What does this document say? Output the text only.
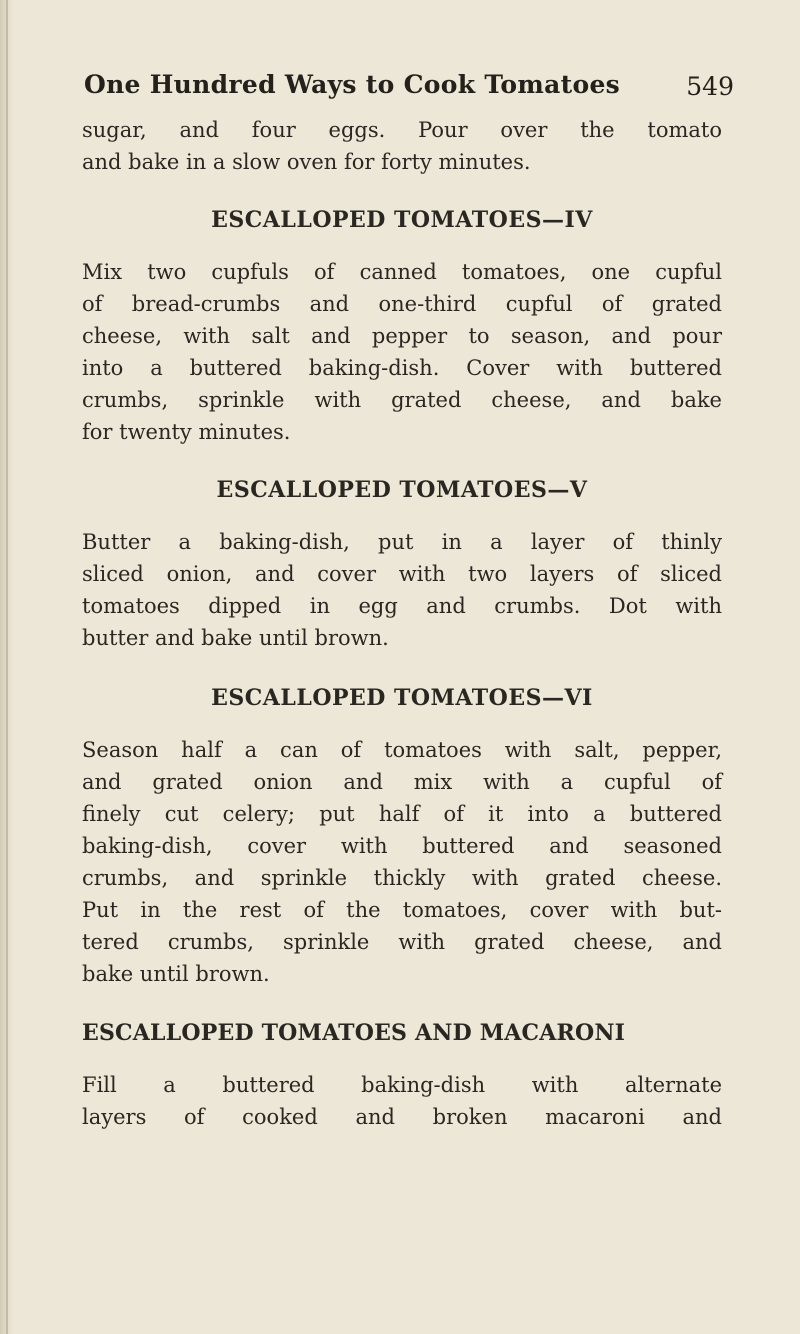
One Hundred Ways to Cook Tomatoes	549

sugar, and four eggs. Pour over the tomato
and bake in a slow oven for forty minutes.

ESCALLOPED TOMATOES—IV

Mix two cupfuls of canned tomatoes, one cupful
of bread-crumbs and one-third cupful of grated
cheese, with salt and pepper to season, and pour
into a buttered baking-dish. Cover with buttered
crumbs, sprinkle with grated cheese, and bake
for twenty minutes.

ESCALLOPED TOMATOES—V

Butter a baking-dish, put in a layer of thinly
sliced onion, and cover with two layers of sliced
tomatoes dipped in egg and crumbs. Dot with
butter and bake until brown.

ESCALLOPED TOMATOES—VI

Season half a can of tomatoes with salt, pepper,
and grated onion and mix with a cupful of
finely cut celery; put half of it into a buttered
baking-dish, cover with buttered and seasoned
crumbs, and sprinkle thickly with grated cheese.
Put in the rest of the tomatoes, cover with but-
tered crumbs, sprinkle with grated cheese, and
bake until brown.

ESCALLOPED TOMATOES AND MACARONI

Fill a buttered baking-dish with alternate
layers of cooked and broken macaroni and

_ _ _

Report the number of lines above containing the word "brown", with no other text.

2